<<<<

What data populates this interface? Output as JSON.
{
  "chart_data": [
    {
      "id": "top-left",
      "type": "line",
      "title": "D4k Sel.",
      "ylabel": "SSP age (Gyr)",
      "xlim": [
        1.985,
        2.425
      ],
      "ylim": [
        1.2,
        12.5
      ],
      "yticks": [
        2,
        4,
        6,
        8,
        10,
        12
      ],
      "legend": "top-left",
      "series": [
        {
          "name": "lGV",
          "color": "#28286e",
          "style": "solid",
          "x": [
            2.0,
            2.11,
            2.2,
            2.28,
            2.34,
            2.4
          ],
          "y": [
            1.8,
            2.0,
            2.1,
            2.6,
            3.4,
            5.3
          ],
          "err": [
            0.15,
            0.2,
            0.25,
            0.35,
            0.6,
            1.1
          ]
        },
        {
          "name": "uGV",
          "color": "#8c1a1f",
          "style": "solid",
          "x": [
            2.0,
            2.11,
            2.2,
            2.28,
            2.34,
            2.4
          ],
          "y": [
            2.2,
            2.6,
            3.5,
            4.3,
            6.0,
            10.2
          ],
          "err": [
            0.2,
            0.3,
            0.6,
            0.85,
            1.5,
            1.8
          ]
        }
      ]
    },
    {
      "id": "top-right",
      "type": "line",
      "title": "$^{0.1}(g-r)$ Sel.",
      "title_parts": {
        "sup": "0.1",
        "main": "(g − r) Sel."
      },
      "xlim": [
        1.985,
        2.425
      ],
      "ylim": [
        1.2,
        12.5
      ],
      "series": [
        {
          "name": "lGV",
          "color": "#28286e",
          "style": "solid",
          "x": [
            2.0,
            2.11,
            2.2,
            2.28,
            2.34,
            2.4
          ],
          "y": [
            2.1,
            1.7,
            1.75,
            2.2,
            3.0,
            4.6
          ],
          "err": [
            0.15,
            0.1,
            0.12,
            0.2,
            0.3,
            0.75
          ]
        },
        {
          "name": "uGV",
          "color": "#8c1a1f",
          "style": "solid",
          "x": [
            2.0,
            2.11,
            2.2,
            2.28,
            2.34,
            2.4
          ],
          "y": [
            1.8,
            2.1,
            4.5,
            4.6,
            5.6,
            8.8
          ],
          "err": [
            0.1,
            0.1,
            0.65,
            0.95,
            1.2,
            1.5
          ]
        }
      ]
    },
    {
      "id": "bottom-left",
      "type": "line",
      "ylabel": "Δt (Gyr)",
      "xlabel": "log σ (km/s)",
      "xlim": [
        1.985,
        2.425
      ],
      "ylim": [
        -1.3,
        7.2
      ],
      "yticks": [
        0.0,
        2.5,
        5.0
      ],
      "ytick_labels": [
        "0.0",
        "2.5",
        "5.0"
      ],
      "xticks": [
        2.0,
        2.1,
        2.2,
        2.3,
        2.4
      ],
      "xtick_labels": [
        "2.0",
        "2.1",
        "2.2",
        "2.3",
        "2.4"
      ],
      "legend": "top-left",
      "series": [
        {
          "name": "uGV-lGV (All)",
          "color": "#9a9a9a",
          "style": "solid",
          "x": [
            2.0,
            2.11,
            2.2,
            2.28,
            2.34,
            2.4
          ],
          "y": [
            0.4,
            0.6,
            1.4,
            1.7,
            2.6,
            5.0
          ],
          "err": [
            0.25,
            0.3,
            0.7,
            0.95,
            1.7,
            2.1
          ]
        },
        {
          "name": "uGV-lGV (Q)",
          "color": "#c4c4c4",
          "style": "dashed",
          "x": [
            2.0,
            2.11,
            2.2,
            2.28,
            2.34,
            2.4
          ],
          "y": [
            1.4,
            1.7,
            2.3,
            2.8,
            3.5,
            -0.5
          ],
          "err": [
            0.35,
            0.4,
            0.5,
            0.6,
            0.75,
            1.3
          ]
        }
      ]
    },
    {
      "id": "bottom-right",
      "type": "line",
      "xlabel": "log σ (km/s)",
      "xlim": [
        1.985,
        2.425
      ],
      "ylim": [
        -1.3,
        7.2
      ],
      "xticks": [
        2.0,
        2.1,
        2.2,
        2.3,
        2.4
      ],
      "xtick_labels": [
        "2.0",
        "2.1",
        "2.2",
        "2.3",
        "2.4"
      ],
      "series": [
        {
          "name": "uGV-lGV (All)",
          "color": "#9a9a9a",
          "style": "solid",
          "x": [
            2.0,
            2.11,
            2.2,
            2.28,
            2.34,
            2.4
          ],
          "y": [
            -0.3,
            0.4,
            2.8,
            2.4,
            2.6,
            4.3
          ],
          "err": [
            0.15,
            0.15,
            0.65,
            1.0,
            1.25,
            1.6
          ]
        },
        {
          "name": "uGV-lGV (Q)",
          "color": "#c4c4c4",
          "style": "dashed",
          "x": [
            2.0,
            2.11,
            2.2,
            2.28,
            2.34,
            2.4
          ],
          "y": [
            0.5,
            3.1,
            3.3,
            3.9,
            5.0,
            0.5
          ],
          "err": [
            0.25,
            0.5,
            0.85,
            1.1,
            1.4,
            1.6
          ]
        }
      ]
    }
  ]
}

>>>>

▶ **The task**
All of the material above needs to be copied exactly.

▶ **Result for this exercise**
What data populates this interface? Output as JSON.
{
  "chart_data": [
    {
      "id": "top-left",
      "type": "line",
      "title": "D4k Sel.",
      "ylabel": "SSP age (Gyr)",
      "xlim": [
        1.985,
        2.425
      ],
      "ylim": [
        1.2,
        12.5
      ],
      "yticks": [
        2,
        4,
        6,
        8,
        10,
        12
      ],
      "legend": "top-left",
      "series": [
        {
          "name": "lGV",
          "color": "#28286e",
          "style": "solid",
          "x": [
            2.0,
            2.11,
            2.2,
            2.28,
            2.34,
            2.4
          ],
          "y": [
            1.8,
            2.0,
            2.1,
            2.6,
            3.4,
            5.3
          ],
          "err": [
            0.15,
            0.2,
            0.25,
            0.35,
            0.6,
            1.1
          ]
        },
        {
          "name": "uGV",
          "color": "#8c1a1f",
          "style": "solid",
          "x": [
            2.0,
            2.11,
            2.2,
            2.28,
            2.34,
            2.4
          ],
          "y": [
            2.2,
            2.6,
            3.5,
            4.3,
            6.0,
            10.2
          ],
          "err": [
            0.2,
            0.3,
            0.6,
            0.85,
            1.5,
            1.8
          ]
        }
      ]
    },
    {
      "id": "top-right",
      "type": "line",
      "title": "$^{0.1}(g-r)$ Sel.",
      "title_parts": {
        "sup": "0.1",
        "main": "(g − r) Sel."
      },
      "xlim": [
        1.985,
        2.425
      ],
      "ylim": [
        1.2,
        12.5
      ],
      "series": [
        {
          "name": "lGV",
          "color": "#28286e",
          "style": "solid",
          "x": [
            2.0,
            2.11,
            2.2,
            2.28,
            2.34,
            2.4
          ],
          "y": [
            2.1,
            1.7,
            1.75,
            2.2,
            3.0,
            4.6
          ],
          "err": [
            0.15,
            0.1,
            0.12,
            0.2,
            0.3,
            0.75
          ]
        },
        {
          "name": "uGV",
          "color": "#8c1a1f",
          "style": "solid",
          "x": [
            2.0,
            2.11,
            2.2,
            2.28,
            2.34,
            2.4
          ],
          "y": [
            1.8,
            2.1,
            4.5,
            4.6,
            5.6,
            8.8
          ],
          "err": [
            0.1,
            0.1,
            0.65,
            0.95,
            1.2,
            1.5
          ]
        }
      ]
    },
    {
      "id": "bottom-left",
      "type": "line",
      "ylabel": "Δt (Gyr)",
      "xlabel": "log σ (km/s)",
      "xlim": [
        1.985,
        2.425
      ],
      "ylim": [
        -1.3,
        7.2
      ],
      "yticks": [
        0.0,
        2.5,
        5.0
      ],
      "ytick_labels": [
        "0.0",
        "2.5",
        "5.0"
      ],
      "xticks": [
        2.0,
        2.1,
        2.2,
        2.3,
        2.4
      ],
      "xtick_labels": [
        "2.0",
        "2.1",
        "2.2",
        "2.3",
        "2.4"
      ],
      "legend": "top-left",
      "series": [
        {
          "name": "uGV-lGV (All)",
          "color": "#9a9a9a",
          "style": "solid",
          "x": [
            2.0,
            2.11,
            2.2,
            2.28,
            2.34,
            2.4
          ],
          "y": [
            0.4,
            0.6,
            1.4,
            1.7,
            2.6,
            5.0
          ],
          "err": [
            0.25,
            0.3,
            0.7,
            0.95,
            1.7,
            2.1
          ]
        },
        {
          "name": "uGV-lGV (Q)",
          "color": "#c4c4c4",
          "style": "dashed",
          "x": [
            2.0,
            2.11,
            2.2,
            2.28,
            2.34,
            2.4
          ],
          "y": [
            1.4,
            1.7,
            2.3,
            2.8,
            3.5,
            -0.5
          ],
          "err": [
            0.35,
            0.4,
            0.5,
            0.6,
            0.75,
            1.3
          ]
        }
      ]
    },
    {
      "id": "bottom-right",
      "type": "line",
      "xlabel": "log σ (km/s)",
      "xlim": [
        1.985,
        2.425
      ],
      "ylim": [
        -1.3,
        7.2
      ],
      "xticks": [
        2.0,
        2.1,
        2.2,
        2.3,
        2.4
      ],
      "xtick_labels": [
        "2.0",
        "2.1",
        "2.2",
        "2.3",
        "2.4"
      ],
      "series": [
        {
          "name": "uGV-lGV (All)",
          "color": "#9a9a9a",
          "style": "solid",
          "x": [
            2.0,
            2.11,
            2.2,
            2.28,
            2.34,
            2.4
          ],
          "y": [
            -0.3,
            0.4,
            2.8,
            2.4,
            2.6,
            4.3
          ],
          "err": [
            0.15,
            0.15,
            0.65,
            1.0,
            1.25,
            1.6
          ]
        },
        {
          "name": "uGV-lGV (Q)",
          "color": "#c4c4c4",
          "style": "dashed",
          "x": [
            2.0,
            2.11,
            2.2,
            2.28,
            2.34,
            2.4
          ],
          "y": [
            0.5,
            3.1,
            3.3,
            3.9,
            5.0,
            0.5
          ],
          "err": [
            0.25,
            0.5,
            0.85,
            1.1,
            1.4,
            1.6
          ]
        }
      ]
    }
  ]
}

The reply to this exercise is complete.